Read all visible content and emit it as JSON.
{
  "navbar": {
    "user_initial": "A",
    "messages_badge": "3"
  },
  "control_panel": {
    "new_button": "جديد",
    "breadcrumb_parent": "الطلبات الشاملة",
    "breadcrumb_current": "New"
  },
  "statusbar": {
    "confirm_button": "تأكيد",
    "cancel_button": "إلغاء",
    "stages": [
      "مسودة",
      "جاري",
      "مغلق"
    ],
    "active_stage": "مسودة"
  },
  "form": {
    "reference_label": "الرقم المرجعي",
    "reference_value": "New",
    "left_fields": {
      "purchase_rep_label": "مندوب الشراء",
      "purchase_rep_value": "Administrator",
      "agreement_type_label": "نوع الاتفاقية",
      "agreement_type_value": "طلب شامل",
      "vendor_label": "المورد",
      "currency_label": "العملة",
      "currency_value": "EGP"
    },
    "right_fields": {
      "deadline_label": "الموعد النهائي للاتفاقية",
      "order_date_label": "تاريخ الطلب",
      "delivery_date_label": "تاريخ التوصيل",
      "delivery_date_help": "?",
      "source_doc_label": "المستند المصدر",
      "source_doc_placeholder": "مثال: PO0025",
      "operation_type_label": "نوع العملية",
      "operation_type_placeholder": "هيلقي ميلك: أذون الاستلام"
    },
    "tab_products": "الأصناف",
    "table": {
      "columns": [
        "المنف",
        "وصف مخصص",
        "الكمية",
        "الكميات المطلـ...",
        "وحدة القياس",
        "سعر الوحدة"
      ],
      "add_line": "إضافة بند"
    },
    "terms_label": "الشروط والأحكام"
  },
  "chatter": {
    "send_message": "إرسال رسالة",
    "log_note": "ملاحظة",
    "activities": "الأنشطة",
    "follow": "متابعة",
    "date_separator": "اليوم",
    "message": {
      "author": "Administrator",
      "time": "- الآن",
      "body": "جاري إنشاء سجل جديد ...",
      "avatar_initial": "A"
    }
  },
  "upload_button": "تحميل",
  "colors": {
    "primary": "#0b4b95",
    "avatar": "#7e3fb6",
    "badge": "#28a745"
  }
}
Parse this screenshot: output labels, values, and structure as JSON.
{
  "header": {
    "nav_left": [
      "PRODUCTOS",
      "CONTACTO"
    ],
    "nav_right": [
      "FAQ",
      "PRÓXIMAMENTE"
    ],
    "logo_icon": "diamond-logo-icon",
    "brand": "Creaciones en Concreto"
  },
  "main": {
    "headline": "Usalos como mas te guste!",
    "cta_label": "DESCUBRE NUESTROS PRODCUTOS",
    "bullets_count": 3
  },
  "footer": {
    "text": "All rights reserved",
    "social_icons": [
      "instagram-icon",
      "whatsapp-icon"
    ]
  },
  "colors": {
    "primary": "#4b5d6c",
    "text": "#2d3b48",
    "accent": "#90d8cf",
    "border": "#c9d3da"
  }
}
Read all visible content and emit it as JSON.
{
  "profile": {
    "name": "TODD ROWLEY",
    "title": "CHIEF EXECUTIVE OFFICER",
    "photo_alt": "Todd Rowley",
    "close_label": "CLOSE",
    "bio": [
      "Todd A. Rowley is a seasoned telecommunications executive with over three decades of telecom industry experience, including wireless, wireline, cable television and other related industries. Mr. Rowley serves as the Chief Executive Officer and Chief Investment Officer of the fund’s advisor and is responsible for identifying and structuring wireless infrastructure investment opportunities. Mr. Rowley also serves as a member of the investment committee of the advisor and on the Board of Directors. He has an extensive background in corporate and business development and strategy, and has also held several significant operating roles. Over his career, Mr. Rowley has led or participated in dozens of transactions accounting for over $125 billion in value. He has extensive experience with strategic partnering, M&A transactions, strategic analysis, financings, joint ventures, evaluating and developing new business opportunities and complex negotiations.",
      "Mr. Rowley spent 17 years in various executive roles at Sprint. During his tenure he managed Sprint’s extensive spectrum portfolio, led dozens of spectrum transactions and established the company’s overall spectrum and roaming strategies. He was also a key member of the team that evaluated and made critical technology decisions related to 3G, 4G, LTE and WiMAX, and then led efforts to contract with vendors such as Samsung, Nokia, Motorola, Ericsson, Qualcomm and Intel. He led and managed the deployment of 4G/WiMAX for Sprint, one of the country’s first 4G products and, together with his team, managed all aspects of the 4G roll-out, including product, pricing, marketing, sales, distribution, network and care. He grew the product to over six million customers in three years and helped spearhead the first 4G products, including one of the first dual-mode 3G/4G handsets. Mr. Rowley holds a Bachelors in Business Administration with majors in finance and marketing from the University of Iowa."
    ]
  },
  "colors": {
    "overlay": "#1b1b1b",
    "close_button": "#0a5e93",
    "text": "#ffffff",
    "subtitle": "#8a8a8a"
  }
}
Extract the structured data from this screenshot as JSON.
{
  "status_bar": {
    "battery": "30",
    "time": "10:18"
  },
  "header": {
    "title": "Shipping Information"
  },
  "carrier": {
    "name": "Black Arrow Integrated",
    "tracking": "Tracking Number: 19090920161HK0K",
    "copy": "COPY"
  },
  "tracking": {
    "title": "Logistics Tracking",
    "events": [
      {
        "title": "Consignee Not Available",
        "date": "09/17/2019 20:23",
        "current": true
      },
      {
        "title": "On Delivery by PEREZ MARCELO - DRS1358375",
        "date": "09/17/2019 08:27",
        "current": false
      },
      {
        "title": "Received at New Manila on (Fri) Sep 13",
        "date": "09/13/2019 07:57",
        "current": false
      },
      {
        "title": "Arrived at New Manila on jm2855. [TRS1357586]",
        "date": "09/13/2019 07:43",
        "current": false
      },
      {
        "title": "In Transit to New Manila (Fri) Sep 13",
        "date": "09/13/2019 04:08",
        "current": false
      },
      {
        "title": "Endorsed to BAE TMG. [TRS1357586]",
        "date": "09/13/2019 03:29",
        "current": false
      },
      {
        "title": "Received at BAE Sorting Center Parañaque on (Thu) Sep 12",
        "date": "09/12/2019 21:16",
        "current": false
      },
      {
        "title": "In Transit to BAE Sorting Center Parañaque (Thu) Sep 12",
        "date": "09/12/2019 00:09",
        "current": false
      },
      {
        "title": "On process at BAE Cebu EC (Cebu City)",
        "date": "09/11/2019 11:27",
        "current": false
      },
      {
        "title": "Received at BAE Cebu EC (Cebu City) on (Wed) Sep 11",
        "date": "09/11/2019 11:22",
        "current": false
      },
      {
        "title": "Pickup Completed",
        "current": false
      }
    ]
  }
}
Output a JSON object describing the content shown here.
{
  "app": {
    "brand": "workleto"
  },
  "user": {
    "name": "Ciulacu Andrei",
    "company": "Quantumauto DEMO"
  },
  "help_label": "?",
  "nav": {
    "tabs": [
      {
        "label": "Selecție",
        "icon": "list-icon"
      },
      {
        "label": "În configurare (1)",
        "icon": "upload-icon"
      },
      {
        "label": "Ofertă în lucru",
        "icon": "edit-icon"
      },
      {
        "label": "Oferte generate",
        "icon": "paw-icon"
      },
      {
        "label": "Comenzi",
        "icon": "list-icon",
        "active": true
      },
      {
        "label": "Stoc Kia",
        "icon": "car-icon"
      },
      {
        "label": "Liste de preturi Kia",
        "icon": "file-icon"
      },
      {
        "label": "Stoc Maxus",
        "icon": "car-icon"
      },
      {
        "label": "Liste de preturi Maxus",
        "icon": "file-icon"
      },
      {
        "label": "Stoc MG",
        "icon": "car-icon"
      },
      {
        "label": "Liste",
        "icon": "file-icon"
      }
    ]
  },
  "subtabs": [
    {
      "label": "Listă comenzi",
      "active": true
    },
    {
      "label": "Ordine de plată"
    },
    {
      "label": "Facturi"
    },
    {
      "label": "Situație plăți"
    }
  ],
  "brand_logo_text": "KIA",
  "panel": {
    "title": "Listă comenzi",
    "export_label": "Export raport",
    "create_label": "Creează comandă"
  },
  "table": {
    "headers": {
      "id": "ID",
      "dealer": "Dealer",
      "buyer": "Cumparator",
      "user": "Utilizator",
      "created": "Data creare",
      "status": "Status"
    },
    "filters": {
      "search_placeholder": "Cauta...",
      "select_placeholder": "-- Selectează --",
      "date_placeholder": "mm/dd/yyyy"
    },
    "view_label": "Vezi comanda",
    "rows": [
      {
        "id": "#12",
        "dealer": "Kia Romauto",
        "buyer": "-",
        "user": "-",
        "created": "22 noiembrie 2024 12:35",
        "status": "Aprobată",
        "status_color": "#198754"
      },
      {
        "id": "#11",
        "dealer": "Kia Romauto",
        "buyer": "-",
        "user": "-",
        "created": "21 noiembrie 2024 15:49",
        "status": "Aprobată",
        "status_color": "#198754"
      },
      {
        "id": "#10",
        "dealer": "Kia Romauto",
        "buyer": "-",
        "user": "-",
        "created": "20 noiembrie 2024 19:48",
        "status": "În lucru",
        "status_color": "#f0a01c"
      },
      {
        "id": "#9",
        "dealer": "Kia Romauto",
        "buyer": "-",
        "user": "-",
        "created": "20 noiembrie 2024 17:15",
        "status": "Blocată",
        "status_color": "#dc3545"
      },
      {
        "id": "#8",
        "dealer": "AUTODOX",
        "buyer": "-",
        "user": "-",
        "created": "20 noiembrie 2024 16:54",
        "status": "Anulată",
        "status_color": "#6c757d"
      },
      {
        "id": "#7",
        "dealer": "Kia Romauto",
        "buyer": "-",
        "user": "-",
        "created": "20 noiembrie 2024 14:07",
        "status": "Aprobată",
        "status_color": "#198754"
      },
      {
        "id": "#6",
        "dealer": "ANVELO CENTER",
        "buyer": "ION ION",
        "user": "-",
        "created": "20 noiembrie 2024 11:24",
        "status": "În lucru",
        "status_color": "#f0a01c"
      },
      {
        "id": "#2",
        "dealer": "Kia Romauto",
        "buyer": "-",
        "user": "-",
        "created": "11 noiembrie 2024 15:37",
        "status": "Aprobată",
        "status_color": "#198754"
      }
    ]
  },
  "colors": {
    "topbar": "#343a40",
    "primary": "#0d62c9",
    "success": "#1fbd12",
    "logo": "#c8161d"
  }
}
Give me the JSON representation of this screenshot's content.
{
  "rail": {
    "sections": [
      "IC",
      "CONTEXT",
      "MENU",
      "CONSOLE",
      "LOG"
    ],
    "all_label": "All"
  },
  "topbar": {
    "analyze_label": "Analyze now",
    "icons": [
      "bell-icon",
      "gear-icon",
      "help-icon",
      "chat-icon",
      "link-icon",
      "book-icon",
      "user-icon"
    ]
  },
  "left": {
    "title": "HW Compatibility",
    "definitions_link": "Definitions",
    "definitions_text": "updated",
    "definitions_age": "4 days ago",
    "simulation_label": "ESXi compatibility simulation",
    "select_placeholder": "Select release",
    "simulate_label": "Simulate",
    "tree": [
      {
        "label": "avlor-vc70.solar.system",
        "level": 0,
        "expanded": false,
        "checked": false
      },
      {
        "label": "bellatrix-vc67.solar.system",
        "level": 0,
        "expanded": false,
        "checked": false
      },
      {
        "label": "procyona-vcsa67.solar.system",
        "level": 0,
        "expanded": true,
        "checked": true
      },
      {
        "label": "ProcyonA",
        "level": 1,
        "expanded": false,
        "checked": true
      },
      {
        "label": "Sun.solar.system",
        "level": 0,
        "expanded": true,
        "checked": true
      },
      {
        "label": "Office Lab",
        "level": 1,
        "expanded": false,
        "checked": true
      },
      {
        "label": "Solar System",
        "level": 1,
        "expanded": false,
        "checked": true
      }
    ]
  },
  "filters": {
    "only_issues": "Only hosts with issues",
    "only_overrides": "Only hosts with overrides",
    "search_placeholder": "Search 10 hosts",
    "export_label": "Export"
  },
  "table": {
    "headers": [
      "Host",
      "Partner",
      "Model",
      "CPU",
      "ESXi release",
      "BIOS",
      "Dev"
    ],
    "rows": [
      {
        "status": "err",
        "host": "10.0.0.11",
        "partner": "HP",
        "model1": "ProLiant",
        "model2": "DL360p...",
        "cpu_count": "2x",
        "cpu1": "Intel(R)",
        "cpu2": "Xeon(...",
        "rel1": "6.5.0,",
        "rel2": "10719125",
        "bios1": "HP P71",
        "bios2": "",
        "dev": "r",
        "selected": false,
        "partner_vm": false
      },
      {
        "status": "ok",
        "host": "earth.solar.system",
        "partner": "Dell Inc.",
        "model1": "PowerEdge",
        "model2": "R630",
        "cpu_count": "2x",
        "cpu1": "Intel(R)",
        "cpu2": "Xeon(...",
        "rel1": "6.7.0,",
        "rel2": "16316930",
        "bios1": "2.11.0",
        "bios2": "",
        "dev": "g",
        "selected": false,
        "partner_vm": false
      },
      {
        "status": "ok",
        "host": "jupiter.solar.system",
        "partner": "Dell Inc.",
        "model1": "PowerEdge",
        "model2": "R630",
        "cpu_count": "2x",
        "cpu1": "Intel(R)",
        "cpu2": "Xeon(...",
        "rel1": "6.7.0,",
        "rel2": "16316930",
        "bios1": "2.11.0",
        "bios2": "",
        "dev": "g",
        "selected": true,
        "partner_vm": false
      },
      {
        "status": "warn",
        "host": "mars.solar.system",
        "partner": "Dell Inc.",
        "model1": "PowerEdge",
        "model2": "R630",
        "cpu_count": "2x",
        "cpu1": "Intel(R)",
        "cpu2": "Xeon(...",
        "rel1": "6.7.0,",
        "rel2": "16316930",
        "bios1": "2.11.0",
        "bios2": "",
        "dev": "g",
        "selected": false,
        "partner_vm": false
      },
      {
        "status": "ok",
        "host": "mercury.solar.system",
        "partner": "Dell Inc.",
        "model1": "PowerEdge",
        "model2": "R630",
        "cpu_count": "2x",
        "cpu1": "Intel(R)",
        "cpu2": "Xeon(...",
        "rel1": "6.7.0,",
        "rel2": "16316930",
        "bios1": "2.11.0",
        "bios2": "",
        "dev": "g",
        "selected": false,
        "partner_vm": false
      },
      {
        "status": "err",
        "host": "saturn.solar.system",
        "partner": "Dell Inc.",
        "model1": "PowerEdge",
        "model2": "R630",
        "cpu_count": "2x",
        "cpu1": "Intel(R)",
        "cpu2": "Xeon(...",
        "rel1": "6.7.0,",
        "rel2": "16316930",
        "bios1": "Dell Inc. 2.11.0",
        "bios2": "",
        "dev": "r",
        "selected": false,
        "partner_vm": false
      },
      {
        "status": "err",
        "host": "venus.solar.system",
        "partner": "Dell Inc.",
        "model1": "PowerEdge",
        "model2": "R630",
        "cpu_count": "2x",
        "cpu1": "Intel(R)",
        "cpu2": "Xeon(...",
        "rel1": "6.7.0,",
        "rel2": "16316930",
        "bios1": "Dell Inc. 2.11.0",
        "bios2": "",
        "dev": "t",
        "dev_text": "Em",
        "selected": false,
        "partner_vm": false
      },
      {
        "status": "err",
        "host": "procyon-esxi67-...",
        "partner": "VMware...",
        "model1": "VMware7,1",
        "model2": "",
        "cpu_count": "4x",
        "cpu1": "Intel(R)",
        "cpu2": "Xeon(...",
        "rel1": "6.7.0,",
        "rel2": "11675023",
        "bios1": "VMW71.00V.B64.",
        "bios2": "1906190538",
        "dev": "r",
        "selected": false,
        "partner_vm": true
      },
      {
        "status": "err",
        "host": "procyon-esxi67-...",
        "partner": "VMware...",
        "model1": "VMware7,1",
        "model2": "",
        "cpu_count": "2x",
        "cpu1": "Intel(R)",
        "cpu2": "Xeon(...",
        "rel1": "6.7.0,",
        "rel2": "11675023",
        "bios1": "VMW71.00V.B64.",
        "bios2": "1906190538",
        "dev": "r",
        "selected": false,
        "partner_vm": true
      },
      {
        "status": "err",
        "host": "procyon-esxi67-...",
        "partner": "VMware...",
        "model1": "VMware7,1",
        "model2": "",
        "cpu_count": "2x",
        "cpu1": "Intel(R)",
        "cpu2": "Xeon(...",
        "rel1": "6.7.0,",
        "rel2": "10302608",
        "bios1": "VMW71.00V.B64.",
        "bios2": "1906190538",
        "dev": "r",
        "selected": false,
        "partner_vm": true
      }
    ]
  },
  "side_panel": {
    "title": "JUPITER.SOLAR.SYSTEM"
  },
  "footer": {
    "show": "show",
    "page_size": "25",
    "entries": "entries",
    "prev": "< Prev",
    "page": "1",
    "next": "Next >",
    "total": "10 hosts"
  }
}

---

### What is required
Find the word "release" in the entries above and gather every line that holds it.

### Task answer
    "select_placeholder": "Select release",
      "ESXi release",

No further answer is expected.